--- GOAL ---
Every line that holds "history" should be shown.

--- INPUT ---
▬▬▬▬▬▬

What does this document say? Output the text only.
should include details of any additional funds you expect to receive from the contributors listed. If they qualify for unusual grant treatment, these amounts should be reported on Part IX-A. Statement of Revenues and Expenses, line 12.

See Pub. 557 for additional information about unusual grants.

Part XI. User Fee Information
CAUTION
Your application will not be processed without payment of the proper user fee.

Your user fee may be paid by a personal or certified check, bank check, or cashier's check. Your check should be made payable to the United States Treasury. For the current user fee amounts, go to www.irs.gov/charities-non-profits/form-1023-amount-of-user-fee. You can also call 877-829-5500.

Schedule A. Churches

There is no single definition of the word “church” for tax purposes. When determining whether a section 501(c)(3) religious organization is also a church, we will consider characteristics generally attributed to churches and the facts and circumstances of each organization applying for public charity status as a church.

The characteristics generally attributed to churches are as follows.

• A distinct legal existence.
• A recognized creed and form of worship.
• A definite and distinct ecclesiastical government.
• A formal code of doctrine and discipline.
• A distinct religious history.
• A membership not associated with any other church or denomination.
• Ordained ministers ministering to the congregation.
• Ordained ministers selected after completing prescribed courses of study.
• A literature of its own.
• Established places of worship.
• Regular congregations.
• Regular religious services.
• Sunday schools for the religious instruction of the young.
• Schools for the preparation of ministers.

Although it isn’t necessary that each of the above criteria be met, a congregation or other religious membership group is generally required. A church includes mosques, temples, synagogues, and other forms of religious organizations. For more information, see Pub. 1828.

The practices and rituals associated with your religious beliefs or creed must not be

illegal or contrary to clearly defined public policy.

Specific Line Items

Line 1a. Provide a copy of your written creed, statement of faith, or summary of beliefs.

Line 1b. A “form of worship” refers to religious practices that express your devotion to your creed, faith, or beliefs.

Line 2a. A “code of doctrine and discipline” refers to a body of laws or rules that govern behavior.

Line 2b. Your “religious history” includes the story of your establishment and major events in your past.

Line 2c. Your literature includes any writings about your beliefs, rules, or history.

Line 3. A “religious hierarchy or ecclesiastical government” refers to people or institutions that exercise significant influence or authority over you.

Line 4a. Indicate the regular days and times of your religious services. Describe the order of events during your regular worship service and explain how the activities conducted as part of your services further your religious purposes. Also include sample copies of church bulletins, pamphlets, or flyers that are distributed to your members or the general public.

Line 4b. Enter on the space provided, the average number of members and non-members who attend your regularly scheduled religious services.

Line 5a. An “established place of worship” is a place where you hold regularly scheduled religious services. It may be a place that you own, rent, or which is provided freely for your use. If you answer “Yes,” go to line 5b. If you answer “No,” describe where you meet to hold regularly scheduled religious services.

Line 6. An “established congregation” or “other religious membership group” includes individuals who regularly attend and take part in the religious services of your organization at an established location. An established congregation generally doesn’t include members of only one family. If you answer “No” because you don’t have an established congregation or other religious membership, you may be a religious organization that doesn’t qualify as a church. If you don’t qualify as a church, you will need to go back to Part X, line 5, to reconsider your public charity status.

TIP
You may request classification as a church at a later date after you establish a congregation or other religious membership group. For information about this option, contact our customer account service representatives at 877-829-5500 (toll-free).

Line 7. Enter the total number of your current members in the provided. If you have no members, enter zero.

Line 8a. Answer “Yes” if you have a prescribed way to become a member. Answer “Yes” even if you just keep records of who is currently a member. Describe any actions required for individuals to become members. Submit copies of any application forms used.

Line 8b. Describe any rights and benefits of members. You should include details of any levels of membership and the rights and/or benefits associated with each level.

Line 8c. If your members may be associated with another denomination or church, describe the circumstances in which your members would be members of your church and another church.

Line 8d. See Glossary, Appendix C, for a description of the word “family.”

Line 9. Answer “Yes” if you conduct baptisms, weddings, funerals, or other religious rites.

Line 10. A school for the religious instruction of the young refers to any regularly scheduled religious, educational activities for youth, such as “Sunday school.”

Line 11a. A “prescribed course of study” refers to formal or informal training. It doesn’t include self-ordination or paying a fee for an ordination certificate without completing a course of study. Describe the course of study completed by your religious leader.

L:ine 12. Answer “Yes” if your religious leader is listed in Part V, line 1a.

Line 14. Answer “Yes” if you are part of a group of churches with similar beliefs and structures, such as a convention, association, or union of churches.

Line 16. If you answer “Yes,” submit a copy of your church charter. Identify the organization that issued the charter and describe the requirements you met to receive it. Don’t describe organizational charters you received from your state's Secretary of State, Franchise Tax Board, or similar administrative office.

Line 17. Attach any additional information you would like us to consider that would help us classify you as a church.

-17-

▬▬▬▬▬▬

--- TASK RESPONSE ---
• A distinct religious history.
Line 2b. Your “religious history” includes the story of your establishment and major events in your past.
Line 2c. Your literature includes any writings about your beliefs, rules, or history.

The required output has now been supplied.